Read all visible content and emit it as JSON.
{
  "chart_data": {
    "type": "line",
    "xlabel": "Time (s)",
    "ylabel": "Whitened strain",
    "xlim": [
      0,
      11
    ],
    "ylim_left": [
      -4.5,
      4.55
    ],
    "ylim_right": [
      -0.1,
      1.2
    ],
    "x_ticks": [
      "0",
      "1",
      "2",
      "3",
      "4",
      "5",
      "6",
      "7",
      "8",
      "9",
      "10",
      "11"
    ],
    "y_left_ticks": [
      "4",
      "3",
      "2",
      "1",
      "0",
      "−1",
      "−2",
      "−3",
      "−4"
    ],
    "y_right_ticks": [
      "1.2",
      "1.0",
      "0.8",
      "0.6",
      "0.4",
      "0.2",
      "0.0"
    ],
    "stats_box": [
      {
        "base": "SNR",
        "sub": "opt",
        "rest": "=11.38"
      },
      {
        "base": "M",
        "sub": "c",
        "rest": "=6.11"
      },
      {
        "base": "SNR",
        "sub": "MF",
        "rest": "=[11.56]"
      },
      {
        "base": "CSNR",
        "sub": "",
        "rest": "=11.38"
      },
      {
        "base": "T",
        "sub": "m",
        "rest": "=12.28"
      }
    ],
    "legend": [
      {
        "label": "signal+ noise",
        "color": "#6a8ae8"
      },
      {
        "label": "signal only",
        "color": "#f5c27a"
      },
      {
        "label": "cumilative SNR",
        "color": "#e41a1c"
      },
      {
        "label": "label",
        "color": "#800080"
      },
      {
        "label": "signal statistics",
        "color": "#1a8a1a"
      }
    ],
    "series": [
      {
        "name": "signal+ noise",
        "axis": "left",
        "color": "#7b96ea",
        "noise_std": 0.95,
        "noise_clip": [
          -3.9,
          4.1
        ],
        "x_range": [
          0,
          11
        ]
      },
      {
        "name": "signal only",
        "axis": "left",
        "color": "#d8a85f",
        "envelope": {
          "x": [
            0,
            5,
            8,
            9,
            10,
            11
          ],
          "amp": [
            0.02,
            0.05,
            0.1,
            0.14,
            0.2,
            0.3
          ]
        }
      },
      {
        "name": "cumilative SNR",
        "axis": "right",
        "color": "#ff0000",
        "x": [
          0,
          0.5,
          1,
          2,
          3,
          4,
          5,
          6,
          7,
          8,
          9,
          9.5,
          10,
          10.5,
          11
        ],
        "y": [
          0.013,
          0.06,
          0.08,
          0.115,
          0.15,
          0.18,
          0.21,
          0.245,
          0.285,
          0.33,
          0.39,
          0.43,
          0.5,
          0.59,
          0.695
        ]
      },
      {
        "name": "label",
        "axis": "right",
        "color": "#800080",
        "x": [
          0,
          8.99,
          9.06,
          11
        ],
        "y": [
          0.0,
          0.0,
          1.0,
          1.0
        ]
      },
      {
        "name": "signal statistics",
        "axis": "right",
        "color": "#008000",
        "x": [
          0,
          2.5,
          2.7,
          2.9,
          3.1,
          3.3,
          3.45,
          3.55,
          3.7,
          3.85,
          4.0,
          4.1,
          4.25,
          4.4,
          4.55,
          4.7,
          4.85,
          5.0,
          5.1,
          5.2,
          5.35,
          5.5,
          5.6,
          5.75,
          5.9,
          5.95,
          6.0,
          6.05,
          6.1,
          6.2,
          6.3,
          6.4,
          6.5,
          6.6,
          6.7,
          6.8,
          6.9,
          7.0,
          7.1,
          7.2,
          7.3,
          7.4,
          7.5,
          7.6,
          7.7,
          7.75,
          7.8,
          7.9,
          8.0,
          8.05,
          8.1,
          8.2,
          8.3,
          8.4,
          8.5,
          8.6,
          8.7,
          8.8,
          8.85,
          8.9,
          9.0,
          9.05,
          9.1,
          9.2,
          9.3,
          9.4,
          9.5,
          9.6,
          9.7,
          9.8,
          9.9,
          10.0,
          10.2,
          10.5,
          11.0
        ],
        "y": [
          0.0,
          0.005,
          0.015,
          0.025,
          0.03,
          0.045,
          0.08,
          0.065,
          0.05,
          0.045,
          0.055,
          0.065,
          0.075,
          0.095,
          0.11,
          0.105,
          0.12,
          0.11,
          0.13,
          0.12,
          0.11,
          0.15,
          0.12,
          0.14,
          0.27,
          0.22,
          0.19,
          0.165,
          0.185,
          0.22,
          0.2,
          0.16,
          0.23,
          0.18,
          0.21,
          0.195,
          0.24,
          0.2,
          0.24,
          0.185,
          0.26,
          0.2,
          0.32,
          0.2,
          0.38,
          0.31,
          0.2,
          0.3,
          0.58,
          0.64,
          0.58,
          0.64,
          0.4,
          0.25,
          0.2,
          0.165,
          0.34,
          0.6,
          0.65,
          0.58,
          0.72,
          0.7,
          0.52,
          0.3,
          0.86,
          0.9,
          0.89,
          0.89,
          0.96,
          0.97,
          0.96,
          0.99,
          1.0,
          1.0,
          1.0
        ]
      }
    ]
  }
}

------------------------------------------------------------

**Exercise prompt**: All of the material above needs to be copied exactly.

**Response**:
Read all visible content and emit it as JSON.
{
  "chart_data": {
    "type": "line",
    "xlabel": "Time (s)",
    "ylabel": "Whitened strain",
    "xlim": [
      0,
      11
    ],
    "ylim_left": [
      -4.5,
      4.55
    ],
    "ylim_right": [
      -0.1,
      1.2
    ],
    "x_ticks": [
      "0",
      "1",
      "2",
      "3",
      "4",
      "5",
      "6",
      "7",
      "8",
      "9",
      "10",
      "11"
    ],
    "y_left_ticks": [
      "4",
      "3",
      "2",
      "1",
      "0",
      "−1",
      "−2",
      "−3",
      "−4"
    ],
    "y_right_ticks": [
      "1.2",
      "1.0",
      "0.8",
      "0.6",
      "0.4",
      "0.2",
      "0.0"
    ],
    "stats_box": [
      {
        "base": "SNR",
        "sub": "opt",
        "rest": "=11.38"
      },
      {
        "base": "M",
        "sub": "c",
        "rest": "=6.11"
      },
      {
        "base": "SNR",
        "sub": "MF",
        "rest": "=[11.56]"
      },
      {
        "base": "CSNR",
        "sub": "",
        "rest": "=11.38"
      },
      {
        "base": "T",
        "sub": "m",
        "rest": "=12.28"
      }
    ],
    "legend": [
      {
        "label": "signal+ noise",
        "color": "#6a8ae8"
      },
      {
        "label": "signal only",
        "color": "#f5c27a"
      },
      {
        "label": "cumilative SNR",
        "color": "#e41a1c"
      },
      {
        "label": "label",
        "color": "#800080"
      },
      {
        "label": "signal statistics",
        "color": "#1a8a1a"
      }
    ],
    "series": [
      {
        "name": "signal+ noise",
        "axis": "left",
        "color": "#7b96ea",
        "noise_std": 0.95,
        "noise_clip": [
          -3.9,
          4.1
        ],
        "x_range": [
          0,
          11
        ]
      },
      {
        "name": "signal only",
        "axis": "left",
        "color": "#d8a85f",
        "envelope": {
          "x": [
            0,
            5,
            8,
            9,
            10,
            11
          ],
          "amp": [
            0.02,
            0.05,
            0.1,
            0.14,
            0.2,
            0.3
          ]
        }
      },
      {
        "name": "cumilative SNR",
        "axis": "right",
        "color": "#ff0000",
        "x": [
          0,
          0.5,
          1,
          2,
          3,
          4,
          5,
          6,
          7,
          8,
          9,
          9.5,
          10,
          10.5,
          11
        ],
        "y": [
          0.013,
          0.06,
          0.08,
          0.115,
          0.15,
          0.18,
          0.21,
          0.245,
          0.285,
          0.33,
          0.39,
          0.43,
          0.5,
          0.59,
          0.695
        ]
      },
      {
        "name": "label",
        "axis": "right",
        "color": "#800080",
        "x": [
          0,
          8.99,
          9.06,
          11
        ],
        "y": [
          0.0,
          0.0,
          1.0,
          1.0
        ]
      },
      {
        "name": "signal statistics",
        "axis": "right",
        "color": "#008000",
        "x": [
          0,
          2.5,
          2.7,
          2.9,
          3.1,
          3.3,
          3.45,
          3.55,
          3.7,
          3.85,
          4.0,
          4.1,
          4.25,
          4.4,
          4.55,
          4.7,
          4.85,
          5.0,
          5.1,
          5.2,
          5.35,
          5.5,
          5.6,
          5.75,
          5.9,
          5.95,
          6.0,
          6.05,
          6.1,
          6.2,
          6.3,
          6.4,
          6.5,
          6.6,
          6.7,
          6.8,
          6.9,
          7.0,
          7.1,
          7.2,
          7.3,
          7.4,
          7.5,
          7.6,
          7.7,
          7.75,
          7.8,
          7.9,
          8.0,
          8.05,
          8.1,
          8.2,
          8.3,
          8.4,
          8.5,
          8.6,
          8.7,
          8.8,
          8.85,
          8.9,
          9.0,
          9.05,
          9.1,
          9.2,
          9.3,
          9.4,
          9.5,
          9.6,
          9.7,
          9.8,
          9.9,
          10.0,
          10.2,
          10.5,
          11.0
        ],
        "y": [
          0.0,
          0.005,
          0.015,
          0.025,
          0.03,
          0.045,
          0.08,
          0.065,
          0.05,
          0.045,
          0.055,
          0.065,
          0.075,
          0.095,
          0.11,
          0.105,
          0.12,
          0.11,
          0.13,
          0.12,
          0.11,
          0.15,
          0.12,
          0.14,
          0.27,
          0.22,
          0.19,
          0.165,
          0.185,
          0.22,
          0.2,
          0.16,
          0.23,
          0.18,
          0.21,
          0.195,
          0.24,
          0.2,
          0.24,
          0.185,
          0.26,
          0.2,
          0.32,
          0.2,
          0.38,
          0.31,
          0.2,
          0.3,
          0.58,
          0.64,
          0.58,
          0.64,
          0.4,
          0.25,
          0.2,
          0.165,
          0.34,
          0.6,
          0.65,
          0.58,
          0.72,
          0.7,
          0.52,
          0.3,
          0.86,
          0.9,
          0.89,
          0.89,
          0.96,
          0.97,
          0.96,
          0.99,
          1.0,
          1.0,
          1.0
        ]
      }
    ]
  }
}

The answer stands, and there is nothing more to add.